(Records excerpted from a collection)
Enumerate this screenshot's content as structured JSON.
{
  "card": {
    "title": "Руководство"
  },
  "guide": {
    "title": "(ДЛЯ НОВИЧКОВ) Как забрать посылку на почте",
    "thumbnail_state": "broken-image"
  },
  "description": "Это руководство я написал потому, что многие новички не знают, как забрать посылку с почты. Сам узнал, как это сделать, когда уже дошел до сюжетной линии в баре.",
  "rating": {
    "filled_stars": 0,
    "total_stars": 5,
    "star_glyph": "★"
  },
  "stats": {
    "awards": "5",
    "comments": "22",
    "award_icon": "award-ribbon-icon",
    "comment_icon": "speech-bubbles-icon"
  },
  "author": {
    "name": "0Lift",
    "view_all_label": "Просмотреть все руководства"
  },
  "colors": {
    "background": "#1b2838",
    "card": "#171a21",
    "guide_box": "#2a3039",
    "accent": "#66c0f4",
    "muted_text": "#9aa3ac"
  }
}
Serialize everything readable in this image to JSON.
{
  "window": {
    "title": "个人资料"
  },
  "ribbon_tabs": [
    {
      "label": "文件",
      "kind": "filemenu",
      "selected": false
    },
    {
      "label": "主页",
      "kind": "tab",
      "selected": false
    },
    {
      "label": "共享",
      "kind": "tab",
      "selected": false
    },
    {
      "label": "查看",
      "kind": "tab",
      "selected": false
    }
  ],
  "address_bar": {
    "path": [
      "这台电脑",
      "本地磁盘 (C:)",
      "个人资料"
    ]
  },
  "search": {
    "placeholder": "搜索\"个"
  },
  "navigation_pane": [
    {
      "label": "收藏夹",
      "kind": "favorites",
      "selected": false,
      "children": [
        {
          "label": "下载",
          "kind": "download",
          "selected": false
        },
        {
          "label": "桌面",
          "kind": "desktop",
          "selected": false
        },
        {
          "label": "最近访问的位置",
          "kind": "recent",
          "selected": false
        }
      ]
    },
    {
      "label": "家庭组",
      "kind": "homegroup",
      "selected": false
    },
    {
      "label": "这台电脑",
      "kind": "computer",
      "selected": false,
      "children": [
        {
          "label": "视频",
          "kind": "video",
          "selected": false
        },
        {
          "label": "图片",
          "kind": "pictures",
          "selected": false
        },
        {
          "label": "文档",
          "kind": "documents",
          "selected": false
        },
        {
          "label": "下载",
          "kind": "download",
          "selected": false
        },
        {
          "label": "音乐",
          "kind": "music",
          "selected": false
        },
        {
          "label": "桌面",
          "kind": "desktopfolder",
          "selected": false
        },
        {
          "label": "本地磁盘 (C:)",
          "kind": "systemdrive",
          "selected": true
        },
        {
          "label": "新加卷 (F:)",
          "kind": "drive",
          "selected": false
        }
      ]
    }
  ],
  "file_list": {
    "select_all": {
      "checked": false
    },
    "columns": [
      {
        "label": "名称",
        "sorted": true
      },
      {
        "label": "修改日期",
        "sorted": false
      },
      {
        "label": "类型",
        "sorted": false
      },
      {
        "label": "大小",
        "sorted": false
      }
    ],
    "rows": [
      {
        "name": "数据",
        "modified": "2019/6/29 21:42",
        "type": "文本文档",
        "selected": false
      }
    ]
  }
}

# SHORT PROBLEM
In the entries above, find each line with the word "забрать" and show it.

# ANSWER FOR THE TASK
    "title": "(ДЛЯ НОВИЧКОВ) Как забрать посылку на почте",
  "description": "Это руководство я написал потому, что многие новички не знают, как забрать посылку с почты. Сам узнал, как это сделать, когда уже дошел до сюжетной линии в баре.",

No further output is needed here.